> [WHAT NEEDS TO BE DONE]
Transcribe every line exactly and omit anything that is a picture.

%%

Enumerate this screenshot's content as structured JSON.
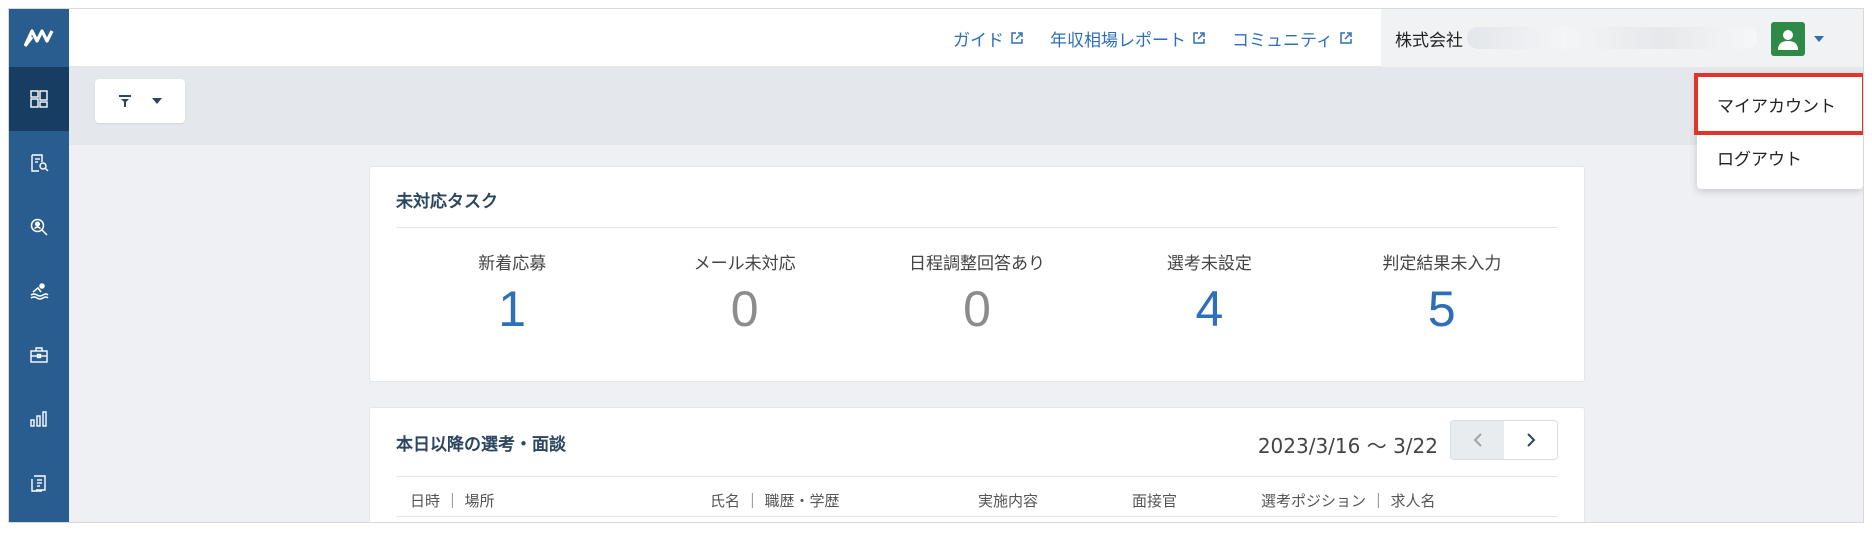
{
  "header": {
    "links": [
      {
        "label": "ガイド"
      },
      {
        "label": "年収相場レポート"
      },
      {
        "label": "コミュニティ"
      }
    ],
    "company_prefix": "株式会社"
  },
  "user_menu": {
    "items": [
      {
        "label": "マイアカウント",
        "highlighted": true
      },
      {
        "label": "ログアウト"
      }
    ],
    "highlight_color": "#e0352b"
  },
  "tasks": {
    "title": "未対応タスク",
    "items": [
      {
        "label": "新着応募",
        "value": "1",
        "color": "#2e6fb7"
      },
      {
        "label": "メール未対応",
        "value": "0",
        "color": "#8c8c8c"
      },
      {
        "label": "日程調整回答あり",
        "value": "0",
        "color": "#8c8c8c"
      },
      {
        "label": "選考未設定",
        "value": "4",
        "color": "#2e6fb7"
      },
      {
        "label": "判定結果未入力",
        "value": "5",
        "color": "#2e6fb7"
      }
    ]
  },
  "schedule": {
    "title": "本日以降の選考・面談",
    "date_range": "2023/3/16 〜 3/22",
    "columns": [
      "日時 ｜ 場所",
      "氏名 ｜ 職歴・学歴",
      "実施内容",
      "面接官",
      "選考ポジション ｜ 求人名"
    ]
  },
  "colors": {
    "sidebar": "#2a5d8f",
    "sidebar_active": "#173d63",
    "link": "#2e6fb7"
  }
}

%%

> [ANSWER TO THE TASK]
Enumerate this screenshot's content as structured JSON.
{
  "header": {
    "links": [
      {
        "label": "ガイド"
      },
      {
        "label": "年収相場レポート"
      },
      {
        "label": "コミュニティ"
      }
    ],
    "company_prefix": "株式会社"
  },
  "user_menu": {
    "items": [
      {
        "label": "マイアカウント",
        "highlighted": true
      },
      {
        "label": "ログアウト"
      }
    ],
    "highlight_color": "#e0352b"
  },
  "tasks": {
    "title": "未対応タスク",
    "items": [
      {
        "label": "新着応募",
        "value": "1",
        "color": "#2e6fb7"
      },
      {
        "label": "メール未対応",
        "value": "0",
        "color": "#8c8c8c"
      },
      {
        "label": "日程調整回答あり",
        "value": "0",
        "color": "#8c8c8c"
      },
      {
        "label": "選考未設定",
        "value": "4",
        "color": "#2e6fb7"
      },
      {
        "label": "判定結果未入力",
        "value": "5",
        "color": "#2e6fb7"
      }
    ]
  },
  "schedule": {
    "title": "本日以降の選考・面談",
    "date_range": "2023/3/16 〜 3/22",
    "columns": [
      "日時 ｜ 場所",
      "氏名 ｜ 職歴・学歴",
      "実施内容",
      "面接官",
      "選考ポジション ｜ 求人名"
    ]
  },
  "colors": {
    "sidebar": "#2a5d8f",
    "sidebar_active": "#173d63",
    "link": "#2e6fb7"
  }
}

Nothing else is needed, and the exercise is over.